*INPUT:*
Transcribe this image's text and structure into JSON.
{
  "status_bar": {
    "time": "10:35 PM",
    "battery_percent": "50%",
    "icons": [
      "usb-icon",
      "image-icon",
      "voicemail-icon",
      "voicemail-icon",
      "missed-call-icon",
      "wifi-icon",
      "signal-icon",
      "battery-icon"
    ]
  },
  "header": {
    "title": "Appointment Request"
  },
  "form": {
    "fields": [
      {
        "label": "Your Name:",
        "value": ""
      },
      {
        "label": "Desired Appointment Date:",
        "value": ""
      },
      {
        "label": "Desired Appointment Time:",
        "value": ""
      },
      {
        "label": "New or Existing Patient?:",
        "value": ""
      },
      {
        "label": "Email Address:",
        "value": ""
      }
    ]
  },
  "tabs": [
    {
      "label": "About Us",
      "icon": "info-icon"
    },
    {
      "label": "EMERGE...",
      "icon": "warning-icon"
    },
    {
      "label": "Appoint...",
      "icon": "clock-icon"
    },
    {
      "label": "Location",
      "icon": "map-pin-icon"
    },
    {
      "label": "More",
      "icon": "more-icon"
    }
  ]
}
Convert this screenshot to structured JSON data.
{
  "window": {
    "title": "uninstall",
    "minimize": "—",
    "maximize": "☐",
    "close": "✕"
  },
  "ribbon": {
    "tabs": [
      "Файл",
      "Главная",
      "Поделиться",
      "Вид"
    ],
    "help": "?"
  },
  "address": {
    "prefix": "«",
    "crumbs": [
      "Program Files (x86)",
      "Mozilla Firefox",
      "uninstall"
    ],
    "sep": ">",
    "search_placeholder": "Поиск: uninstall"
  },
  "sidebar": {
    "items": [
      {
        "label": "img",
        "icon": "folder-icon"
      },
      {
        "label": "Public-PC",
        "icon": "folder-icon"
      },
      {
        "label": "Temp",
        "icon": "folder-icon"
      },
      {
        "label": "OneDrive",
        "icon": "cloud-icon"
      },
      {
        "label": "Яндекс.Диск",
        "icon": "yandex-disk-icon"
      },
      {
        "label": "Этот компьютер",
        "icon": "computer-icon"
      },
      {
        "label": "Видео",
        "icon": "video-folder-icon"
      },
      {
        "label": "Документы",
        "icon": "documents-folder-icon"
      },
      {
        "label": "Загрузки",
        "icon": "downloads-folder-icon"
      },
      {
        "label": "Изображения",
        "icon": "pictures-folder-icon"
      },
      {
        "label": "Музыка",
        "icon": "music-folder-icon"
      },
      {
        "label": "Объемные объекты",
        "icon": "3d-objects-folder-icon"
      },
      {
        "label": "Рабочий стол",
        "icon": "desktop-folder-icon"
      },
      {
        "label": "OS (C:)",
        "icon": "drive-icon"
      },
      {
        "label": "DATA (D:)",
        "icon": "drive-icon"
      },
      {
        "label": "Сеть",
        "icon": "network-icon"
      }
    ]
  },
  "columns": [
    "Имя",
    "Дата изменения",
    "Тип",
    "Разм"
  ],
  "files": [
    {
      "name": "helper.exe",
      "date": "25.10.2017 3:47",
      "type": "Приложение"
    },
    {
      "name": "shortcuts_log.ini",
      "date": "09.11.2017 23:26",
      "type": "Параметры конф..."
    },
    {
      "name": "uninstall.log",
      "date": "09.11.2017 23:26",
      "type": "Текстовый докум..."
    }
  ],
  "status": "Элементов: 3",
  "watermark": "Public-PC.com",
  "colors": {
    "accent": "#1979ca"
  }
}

*BRIEF:* Search the records for the word "Desired", then list every line that has it.

*SOLUTION BELOW:*
        "label": "Desired Appointment Date:",
        "label": "Desired Appointment Time:",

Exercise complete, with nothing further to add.